start
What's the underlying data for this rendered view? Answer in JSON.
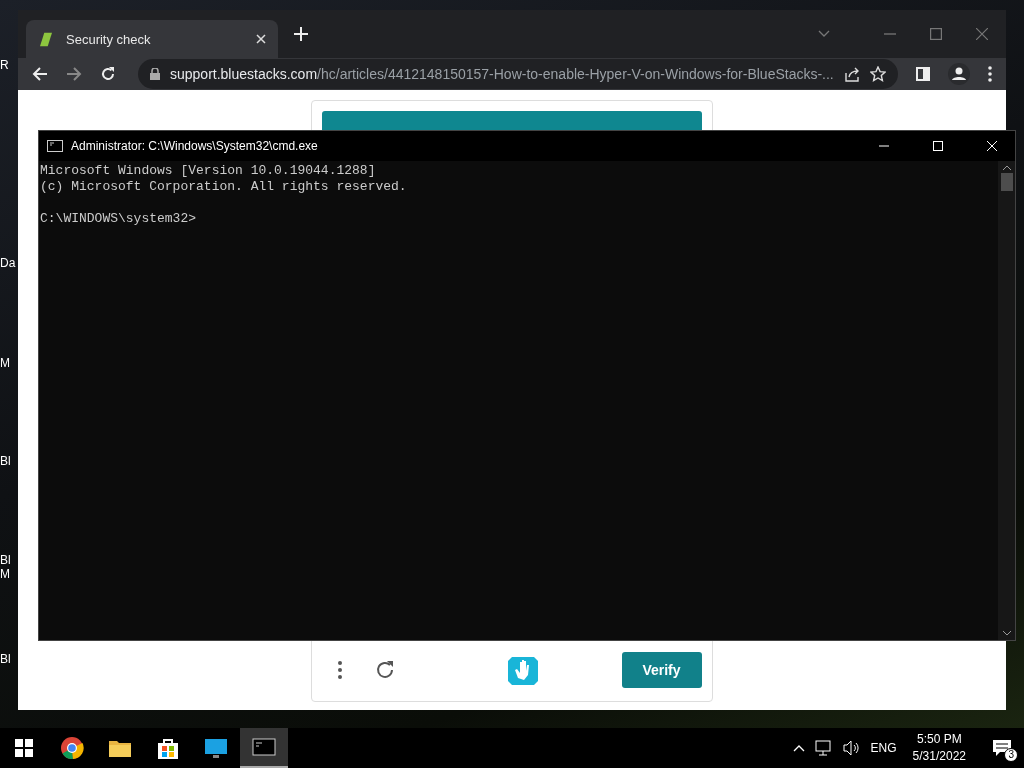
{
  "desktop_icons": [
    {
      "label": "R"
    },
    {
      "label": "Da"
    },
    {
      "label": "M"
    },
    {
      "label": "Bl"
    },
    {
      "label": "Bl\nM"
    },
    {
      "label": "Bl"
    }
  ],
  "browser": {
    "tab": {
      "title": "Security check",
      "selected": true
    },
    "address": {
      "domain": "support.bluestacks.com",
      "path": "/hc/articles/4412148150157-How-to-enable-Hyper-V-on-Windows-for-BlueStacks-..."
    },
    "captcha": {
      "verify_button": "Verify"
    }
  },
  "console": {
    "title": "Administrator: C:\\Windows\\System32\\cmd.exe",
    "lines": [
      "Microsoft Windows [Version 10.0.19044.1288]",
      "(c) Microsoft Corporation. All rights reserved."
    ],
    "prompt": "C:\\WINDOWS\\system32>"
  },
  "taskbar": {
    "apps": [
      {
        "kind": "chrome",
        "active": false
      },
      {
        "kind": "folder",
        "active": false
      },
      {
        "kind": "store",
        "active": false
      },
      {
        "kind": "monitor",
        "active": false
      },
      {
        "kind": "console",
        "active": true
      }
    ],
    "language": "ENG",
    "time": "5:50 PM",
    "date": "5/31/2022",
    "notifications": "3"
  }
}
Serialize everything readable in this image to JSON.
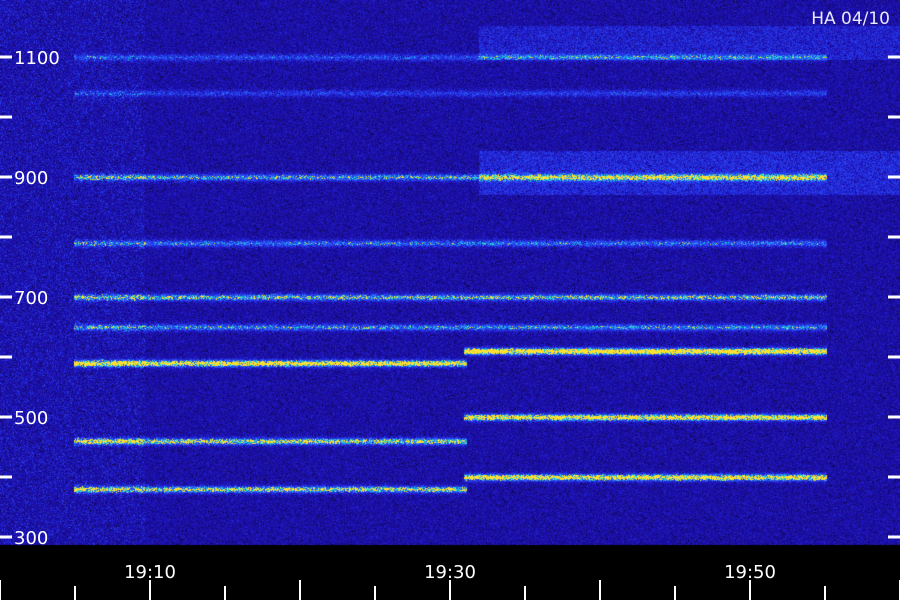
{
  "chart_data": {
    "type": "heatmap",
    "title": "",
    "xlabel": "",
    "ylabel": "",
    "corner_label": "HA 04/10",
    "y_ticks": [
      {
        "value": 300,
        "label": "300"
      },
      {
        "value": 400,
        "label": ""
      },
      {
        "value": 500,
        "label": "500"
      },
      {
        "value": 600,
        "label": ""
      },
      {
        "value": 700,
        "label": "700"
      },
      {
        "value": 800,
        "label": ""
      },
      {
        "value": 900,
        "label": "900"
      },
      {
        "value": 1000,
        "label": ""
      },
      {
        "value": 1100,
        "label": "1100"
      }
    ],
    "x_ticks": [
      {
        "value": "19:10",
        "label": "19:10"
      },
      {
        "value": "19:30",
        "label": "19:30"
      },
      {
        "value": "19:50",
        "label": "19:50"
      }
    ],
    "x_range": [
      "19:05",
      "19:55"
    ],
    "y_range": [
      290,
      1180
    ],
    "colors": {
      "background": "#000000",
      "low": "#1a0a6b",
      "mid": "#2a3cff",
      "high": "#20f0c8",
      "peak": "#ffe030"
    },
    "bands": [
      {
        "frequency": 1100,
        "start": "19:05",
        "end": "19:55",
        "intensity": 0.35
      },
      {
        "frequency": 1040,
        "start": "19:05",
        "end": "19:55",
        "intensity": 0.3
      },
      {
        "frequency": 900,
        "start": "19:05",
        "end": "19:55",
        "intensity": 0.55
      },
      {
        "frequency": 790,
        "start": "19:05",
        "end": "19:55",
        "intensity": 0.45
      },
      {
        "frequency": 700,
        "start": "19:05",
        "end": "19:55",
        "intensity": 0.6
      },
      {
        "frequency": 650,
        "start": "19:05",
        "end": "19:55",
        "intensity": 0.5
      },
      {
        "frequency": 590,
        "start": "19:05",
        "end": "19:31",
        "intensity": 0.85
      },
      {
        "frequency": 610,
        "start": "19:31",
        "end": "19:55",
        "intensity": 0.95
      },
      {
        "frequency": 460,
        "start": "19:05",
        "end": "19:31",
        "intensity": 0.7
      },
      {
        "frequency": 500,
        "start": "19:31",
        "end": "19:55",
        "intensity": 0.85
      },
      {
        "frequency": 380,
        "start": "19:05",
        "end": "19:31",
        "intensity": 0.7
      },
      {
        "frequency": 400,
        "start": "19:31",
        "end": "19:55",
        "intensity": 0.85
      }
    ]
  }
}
end
→ **WORK INSTRUCTIONS**: Pick each line holding the word "frequency" out of the data and copy it.

→ **WORKED ANSWER**:
        "frequency": 1100,
        "frequency": 1040,
        "frequency": 900,
        "frequency": 790,
        "frequency": 700,
        "frequency": 650,
        "frequency": 590,
        "frequency": 610,
        "frequency": 460,
        "frequency": 500,
        "frequency": 380,
        "frequency": 400,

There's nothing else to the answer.